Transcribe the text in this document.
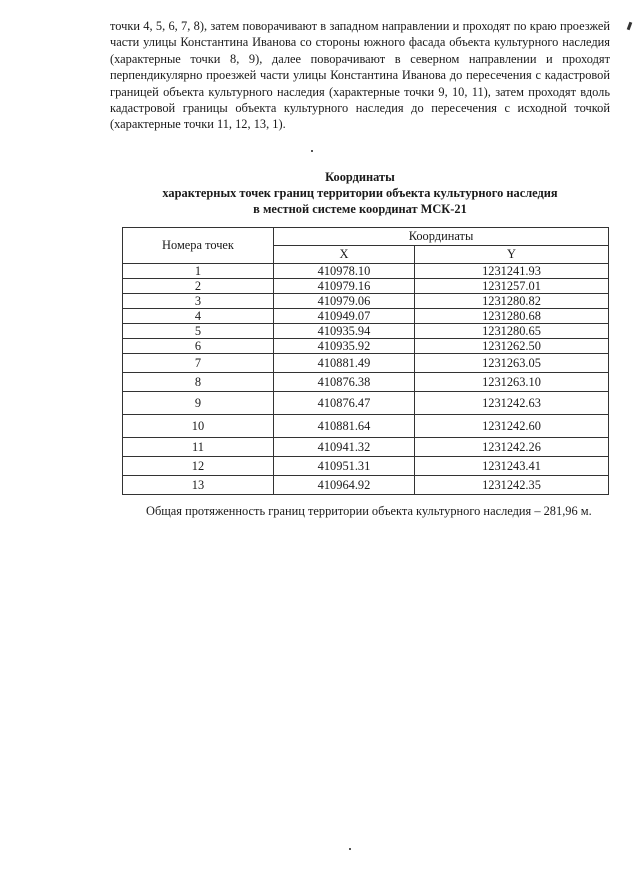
точки 4, 5, 6, 7, 8), затем поворачивают в западном направлении и проходят по краю проезжей части улицы Константина Иванова со стороны южного фасада объекта культурного наследия (характерные точки 8, 9), далее поворачивают в северном направлении и проходят перпендикулярно проезжей части улицы Константина Иванова до пересечения с кадастровой границей объекта культурного наследия (характерные точки 9, 10, 11), затем проходят вдоль кадастровой границы объекта культурного наследия до пересечения с исходной точкой (характерные точки 11, 12, 13, 1).

Координаты
характерных точек границ территории объекта культурного наследия
в местной системе координат МСК-21
Номера точек	Координаты	
	X	Y
1	410978.10	1231241.93
2	410979.16	1231257.01
3	410979.06	1231280.82
4	410949.07	1231280.68
5	410935.94	1231280.65
6	410935.92	1231262.50
7	410881.49	1231263.05
8	410876.38	1231263.10
9	410876.47	1231242.63
10	410881.64	1231242.60
11	410941.32	1231242.26
12	410951.31	1231243.41
13	410964.92	1231242.35

Общая протяженность границ территории объекта культурного наследия – 281,96 м.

────────────────────

- _What the exercise asks_: Using the records above, pull out each line where the word "территории" occurs.

- _Response to the task_:
характерных точек границ территории объекта культурного наследия
Общая протяженность границ территории объекта культурного наследия – 281,96 м.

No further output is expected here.